- Task prompt:
Write out all of the entries exactly as given.

-- Begin Data --

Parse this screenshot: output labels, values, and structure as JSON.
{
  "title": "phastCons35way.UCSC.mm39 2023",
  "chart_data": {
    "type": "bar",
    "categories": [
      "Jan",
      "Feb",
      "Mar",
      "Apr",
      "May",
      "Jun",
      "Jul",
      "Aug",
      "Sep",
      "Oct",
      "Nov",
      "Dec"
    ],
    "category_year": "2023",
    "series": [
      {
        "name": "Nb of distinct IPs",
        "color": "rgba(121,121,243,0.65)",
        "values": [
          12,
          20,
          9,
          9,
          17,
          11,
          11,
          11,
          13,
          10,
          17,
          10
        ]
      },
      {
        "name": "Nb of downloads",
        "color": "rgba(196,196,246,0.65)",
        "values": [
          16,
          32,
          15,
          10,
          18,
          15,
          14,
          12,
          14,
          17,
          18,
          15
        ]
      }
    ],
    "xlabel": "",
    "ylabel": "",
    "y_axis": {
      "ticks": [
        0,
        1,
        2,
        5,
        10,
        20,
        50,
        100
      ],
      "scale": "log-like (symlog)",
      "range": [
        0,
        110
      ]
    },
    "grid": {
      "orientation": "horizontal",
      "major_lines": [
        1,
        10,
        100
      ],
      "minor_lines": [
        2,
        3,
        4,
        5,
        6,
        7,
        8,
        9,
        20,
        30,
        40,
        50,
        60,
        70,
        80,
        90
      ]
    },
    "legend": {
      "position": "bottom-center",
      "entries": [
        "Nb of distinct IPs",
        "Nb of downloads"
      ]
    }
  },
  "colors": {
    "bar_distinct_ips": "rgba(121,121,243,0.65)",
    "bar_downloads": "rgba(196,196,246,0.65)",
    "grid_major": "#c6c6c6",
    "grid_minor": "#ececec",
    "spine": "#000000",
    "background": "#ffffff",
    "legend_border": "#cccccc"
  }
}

-- End Data --

- Task solution:
Parse this screenshot: output labels, values, and structure as JSON.
{
  "title": "phastCons35way.UCSC.mm39 2023",
  "chart_data": {
    "type": "bar",
    "categories": [
      "Jan",
      "Feb",
      "Mar",
      "Apr",
      "May",
      "Jun",
      "Jul",
      "Aug",
      "Sep",
      "Oct",
      "Nov",
      "Dec"
    ],
    "category_year": "2023",
    "series": [
      {
        "name": "Nb of distinct IPs",
        "color": "rgba(121,121,243,0.65)",
        "values": [
          12,
          20,
          9,
          9,
          17,
          11,
          11,
          11,
          13,
          10,
          17,
          10
        ]
      },
      {
        "name": "Nb of downloads",
        "color": "rgba(196,196,246,0.65)",
        "values": [
          16,
          32,
          15,
          10,
          18,
          15,
          14,
          12,
          14,
          17,
          18,
          15
        ]
      }
    ],
    "xlabel": "",
    "ylabel": "",
    "y_axis": {
      "ticks": [
        0,
        1,
        2,
        5,
        10,
        20,
        50,
        100
      ],
      "scale": "log-like (symlog)",
      "range": [
        0,
        110
      ]
    },
    "grid": {
      "orientation": "horizontal",
      "major_lines": [
        1,
        10,
        100
      ],
      "minor_lines": [
        2,
        3,
        4,
        5,
        6,
        7,
        8,
        9,
        20,
        30,
        40,
        50,
        60,
        70,
        80,
        90
      ]
    },
    "legend": {
      "position": "bottom-center",
      "entries": [
        "Nb of distinct IPs",
        "Nb of downloads"
      ]
    }
  },
  "colors": {
    "bar_distinct_ips": "rgba(121,121,243,0.65)",
    "bar_downloads": "rgba(196,196,246,0.65)",
    "grid_major": "#c6c6c6",
    "grid_minor": "#ececec",
    "spine": "#000000",
    "background": "#ffffff",
    "legend_border": "#cccccc"
  }
}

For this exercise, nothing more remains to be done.